:: The input ::
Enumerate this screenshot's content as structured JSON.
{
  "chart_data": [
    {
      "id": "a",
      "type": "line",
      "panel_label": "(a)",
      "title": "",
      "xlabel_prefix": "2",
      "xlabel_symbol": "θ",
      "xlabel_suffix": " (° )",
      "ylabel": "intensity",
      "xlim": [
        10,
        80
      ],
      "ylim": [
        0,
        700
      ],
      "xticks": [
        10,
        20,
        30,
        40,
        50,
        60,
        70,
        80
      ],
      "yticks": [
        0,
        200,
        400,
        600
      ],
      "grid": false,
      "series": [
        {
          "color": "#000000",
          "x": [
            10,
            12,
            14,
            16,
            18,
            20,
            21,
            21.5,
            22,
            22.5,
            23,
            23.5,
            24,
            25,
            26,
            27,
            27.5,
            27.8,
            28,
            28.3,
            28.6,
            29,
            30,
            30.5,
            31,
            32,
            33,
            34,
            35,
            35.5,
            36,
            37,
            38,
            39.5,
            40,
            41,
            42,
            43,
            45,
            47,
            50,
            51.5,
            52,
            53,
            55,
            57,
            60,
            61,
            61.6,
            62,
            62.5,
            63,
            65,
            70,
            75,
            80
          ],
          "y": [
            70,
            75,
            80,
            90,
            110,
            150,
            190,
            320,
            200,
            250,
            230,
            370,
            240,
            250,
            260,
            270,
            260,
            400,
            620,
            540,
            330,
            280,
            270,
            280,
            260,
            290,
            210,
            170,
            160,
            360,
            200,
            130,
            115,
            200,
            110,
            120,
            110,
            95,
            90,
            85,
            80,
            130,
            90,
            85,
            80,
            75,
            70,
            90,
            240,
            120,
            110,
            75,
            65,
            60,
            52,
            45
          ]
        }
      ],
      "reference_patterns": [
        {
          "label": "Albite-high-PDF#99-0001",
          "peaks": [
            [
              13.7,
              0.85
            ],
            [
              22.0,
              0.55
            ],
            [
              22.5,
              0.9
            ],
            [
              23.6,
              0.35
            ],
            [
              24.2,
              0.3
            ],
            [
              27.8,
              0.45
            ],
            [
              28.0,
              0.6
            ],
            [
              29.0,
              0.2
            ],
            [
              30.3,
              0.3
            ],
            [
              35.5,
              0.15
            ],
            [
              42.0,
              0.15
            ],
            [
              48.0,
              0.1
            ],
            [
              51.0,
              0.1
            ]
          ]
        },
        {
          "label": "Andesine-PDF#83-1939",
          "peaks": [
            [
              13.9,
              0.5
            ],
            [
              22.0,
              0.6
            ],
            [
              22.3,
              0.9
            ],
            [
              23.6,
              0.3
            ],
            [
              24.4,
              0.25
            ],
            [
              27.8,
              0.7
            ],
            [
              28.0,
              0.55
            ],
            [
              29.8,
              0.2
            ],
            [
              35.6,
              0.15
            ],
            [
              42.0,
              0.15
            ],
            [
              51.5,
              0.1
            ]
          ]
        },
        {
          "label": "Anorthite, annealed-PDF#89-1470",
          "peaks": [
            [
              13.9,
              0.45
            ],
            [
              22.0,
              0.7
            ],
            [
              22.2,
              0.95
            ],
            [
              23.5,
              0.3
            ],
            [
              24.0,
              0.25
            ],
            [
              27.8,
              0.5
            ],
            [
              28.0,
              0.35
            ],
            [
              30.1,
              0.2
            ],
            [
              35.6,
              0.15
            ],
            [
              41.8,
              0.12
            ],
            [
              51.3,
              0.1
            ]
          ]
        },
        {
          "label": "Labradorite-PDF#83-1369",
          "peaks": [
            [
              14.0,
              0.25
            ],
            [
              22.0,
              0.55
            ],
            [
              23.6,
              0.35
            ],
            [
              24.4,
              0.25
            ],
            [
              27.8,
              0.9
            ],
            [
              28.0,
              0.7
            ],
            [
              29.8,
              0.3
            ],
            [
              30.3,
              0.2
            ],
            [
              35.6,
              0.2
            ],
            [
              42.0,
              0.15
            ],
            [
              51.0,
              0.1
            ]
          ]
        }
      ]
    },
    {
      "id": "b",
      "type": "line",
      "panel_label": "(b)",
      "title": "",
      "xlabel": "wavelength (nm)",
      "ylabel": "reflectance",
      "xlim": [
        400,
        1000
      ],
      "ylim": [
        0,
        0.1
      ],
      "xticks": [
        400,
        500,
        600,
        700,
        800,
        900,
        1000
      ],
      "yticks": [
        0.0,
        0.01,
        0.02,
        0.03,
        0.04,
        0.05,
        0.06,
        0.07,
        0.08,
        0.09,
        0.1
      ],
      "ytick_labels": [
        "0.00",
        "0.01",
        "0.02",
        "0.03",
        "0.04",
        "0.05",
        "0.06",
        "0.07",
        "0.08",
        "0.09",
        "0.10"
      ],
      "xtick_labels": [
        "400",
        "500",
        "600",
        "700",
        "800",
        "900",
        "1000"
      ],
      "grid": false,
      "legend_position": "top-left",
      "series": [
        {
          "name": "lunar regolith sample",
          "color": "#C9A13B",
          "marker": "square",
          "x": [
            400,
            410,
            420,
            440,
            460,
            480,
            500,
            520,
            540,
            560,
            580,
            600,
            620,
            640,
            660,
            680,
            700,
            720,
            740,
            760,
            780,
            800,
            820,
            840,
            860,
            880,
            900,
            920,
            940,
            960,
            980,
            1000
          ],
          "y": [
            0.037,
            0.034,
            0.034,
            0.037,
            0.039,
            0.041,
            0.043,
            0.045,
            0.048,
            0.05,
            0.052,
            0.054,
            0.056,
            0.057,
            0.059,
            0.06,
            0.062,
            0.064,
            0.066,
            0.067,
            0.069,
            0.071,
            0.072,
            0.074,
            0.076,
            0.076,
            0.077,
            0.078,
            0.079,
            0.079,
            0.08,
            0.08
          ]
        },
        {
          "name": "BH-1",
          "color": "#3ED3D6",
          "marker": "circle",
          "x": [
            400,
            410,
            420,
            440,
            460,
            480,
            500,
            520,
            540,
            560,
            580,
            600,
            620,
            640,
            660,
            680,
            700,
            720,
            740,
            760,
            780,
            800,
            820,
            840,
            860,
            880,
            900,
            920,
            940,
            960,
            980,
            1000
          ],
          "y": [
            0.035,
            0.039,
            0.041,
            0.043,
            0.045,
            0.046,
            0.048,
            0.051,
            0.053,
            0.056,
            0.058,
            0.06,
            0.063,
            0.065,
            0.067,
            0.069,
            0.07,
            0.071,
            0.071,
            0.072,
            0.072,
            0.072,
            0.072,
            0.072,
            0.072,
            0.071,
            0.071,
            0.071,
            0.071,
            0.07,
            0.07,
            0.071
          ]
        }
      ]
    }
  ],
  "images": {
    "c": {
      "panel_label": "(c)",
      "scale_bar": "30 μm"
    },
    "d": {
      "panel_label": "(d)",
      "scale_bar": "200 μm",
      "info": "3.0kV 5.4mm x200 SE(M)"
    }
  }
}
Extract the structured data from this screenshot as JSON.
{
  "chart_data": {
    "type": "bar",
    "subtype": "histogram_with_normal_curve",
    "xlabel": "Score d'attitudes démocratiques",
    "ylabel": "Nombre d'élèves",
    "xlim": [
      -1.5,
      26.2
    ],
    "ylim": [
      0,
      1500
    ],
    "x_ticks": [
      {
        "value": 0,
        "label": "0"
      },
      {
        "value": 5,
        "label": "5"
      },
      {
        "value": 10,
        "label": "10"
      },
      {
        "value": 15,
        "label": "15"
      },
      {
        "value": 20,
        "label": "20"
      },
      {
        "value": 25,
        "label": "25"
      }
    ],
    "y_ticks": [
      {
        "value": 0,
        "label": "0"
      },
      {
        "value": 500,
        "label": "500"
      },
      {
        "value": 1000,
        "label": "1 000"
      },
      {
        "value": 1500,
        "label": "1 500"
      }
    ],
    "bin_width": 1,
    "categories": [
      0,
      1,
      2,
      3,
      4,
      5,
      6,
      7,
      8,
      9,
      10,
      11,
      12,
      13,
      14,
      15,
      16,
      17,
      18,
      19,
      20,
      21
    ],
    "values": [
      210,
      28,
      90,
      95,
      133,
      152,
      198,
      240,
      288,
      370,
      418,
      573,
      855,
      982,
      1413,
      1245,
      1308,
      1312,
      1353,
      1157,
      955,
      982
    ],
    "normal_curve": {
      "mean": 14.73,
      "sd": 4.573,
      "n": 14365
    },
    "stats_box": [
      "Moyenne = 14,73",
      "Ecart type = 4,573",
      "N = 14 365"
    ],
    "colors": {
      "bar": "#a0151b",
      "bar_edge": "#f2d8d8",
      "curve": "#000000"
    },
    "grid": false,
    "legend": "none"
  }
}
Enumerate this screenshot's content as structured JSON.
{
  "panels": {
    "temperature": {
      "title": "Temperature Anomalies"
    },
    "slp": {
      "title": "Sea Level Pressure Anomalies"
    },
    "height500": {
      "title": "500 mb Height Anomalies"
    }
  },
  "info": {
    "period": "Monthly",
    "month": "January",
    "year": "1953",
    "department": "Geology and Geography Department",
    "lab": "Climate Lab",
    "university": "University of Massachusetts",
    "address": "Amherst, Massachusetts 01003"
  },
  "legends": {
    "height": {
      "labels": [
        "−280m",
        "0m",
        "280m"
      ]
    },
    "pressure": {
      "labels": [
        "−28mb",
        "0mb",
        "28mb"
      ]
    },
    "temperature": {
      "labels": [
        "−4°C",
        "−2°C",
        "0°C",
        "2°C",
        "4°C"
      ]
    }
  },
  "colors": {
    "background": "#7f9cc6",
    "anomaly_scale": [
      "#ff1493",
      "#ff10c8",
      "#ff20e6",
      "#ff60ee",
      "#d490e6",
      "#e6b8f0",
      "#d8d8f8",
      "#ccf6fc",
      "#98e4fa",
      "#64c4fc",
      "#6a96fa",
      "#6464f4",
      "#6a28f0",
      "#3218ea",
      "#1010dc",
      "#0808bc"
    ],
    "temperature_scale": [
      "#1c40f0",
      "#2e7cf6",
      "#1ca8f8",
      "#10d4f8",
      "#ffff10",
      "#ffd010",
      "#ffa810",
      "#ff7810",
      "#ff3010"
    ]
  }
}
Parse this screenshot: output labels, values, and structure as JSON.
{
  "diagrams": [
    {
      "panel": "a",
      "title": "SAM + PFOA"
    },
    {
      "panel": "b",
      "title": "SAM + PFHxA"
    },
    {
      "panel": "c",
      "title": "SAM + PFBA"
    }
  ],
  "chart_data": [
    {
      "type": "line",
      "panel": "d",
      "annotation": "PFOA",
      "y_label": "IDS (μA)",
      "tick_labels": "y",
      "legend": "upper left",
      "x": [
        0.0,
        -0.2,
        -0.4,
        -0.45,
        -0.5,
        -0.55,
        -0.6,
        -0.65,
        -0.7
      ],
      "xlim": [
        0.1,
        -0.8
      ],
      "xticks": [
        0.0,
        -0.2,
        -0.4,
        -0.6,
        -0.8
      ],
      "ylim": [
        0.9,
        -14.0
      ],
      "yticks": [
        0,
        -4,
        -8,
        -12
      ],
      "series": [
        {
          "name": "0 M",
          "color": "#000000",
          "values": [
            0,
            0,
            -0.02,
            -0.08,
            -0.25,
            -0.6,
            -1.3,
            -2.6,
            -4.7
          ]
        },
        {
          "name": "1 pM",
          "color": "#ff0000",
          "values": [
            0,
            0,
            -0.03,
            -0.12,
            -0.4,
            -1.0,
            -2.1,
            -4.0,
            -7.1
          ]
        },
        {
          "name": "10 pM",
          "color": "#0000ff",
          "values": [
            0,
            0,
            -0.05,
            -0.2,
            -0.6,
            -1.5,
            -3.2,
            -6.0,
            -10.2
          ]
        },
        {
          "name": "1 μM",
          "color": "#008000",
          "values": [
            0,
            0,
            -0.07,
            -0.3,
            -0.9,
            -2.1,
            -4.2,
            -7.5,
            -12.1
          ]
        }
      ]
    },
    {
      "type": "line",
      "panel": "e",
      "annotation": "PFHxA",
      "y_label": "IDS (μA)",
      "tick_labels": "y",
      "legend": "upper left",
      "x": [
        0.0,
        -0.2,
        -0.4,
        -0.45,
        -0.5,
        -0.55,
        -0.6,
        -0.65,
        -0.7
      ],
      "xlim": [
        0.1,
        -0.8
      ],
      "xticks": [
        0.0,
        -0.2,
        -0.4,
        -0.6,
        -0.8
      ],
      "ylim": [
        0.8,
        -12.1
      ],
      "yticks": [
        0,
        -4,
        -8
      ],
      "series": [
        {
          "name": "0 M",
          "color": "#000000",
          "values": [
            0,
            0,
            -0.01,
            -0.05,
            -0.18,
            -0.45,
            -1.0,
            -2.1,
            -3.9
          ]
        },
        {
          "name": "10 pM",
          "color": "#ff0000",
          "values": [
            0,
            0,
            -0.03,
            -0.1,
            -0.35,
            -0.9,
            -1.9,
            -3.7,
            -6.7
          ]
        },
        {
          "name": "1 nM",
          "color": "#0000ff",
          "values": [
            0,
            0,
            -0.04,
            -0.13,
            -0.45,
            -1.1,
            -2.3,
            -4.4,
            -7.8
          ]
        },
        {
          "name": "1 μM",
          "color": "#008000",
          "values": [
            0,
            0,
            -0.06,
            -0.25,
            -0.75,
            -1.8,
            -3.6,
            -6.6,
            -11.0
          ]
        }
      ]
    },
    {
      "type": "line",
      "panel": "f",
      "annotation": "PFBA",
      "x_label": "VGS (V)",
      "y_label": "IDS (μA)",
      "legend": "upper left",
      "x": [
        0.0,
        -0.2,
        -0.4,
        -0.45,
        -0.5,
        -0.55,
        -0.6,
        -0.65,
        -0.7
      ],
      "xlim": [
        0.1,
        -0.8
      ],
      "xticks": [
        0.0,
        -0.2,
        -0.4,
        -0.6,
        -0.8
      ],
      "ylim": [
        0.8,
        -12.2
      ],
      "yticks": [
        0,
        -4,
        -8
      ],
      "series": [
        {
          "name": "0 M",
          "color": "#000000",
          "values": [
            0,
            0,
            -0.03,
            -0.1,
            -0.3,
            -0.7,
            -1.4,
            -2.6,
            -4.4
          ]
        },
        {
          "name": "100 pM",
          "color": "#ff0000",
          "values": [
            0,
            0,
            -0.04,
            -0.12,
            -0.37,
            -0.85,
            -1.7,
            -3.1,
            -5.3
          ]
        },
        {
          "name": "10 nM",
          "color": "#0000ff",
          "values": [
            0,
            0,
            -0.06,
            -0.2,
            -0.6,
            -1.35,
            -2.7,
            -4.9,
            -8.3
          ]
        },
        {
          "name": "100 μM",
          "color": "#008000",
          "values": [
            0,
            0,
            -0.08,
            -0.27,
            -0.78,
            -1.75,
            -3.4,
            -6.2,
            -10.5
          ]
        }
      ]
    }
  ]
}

:: Written request ::
In the material above, find each line that contains the word "screenshot", and select it.

:: Complete answer ::
Enumerate this screenshot's content as structured JSON.
Extract the structured data from this screenshot as JSON.
Enumerate this screenshot's content as structured JSON.
Parse this screenshot: output labels, values, and structure as JSON.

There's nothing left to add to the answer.